Text content records for pages.
+ + + + + + +
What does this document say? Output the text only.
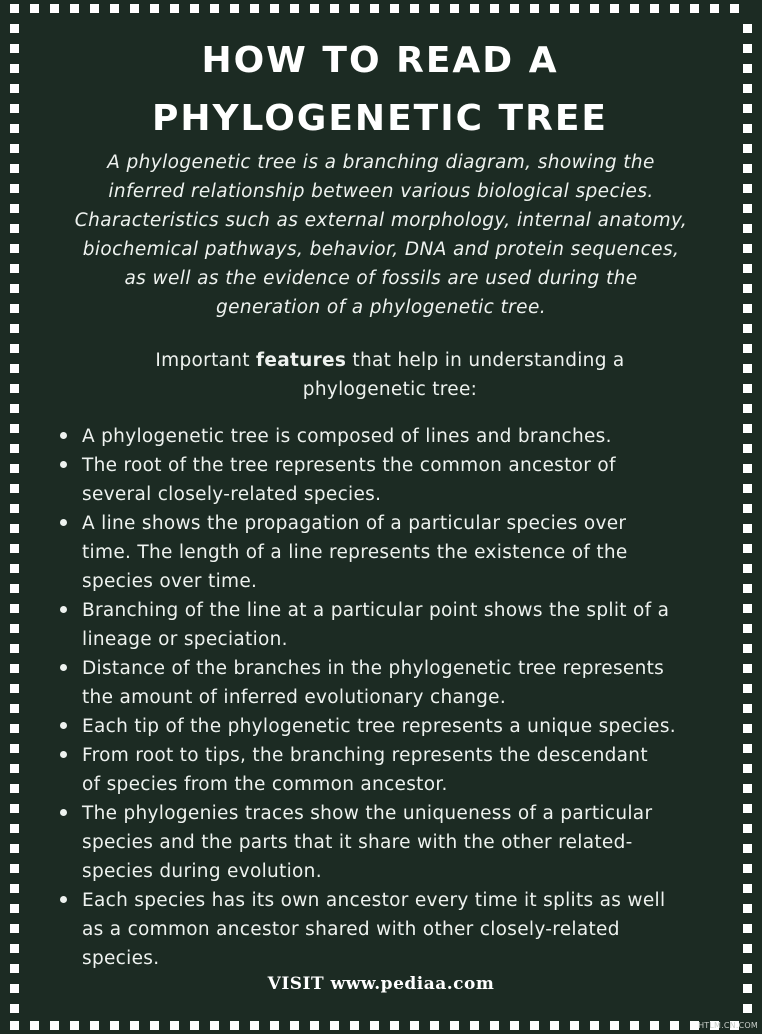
HOW TO READ A
PHYLOGENETIC TREE
A phylogenetic tree is a branching diagram, showing the
inferred relationship between various biological species.
Characteristics such as external morphology, internal anatomy,
biochemical pathways, behavior, DNA and protein sequences,
as well as the evidence of fossils are used during the
generation of a phylogenetic tree.
Important features that help in understanding a
phylogenetic tree:
A phylogenetic tree is composed of lines and branches.
The root of the tree represents the common ancestor of
several closely-related species.
A line shows the propagation of a particular species over
time. The length of a line represents the existence of the
species over time.
Branching of the line at a particular point shows the split of a
lineage or speciation.
Distance of the branches in the phylogenetic tree represents
the amount of inferred evolutionary change.
Each tip of the phylogenetic tree represents a unique species.
From root to tips, the branching represents the descendant
of species from the common ancestor.
The phylogenies traces show the uniqueness of a particular
species and the parts that it share with the other related-
species during evolution.
Each species has its own ancestor every time it splits as well
as a common ancestor shared with other closely-related
species.
VISIT www.pediaa.com
HTLM.CN.COM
+ + + + + + +
Task directions. Please give the count of lines above with "over", nothing else.

Answer to this task. 2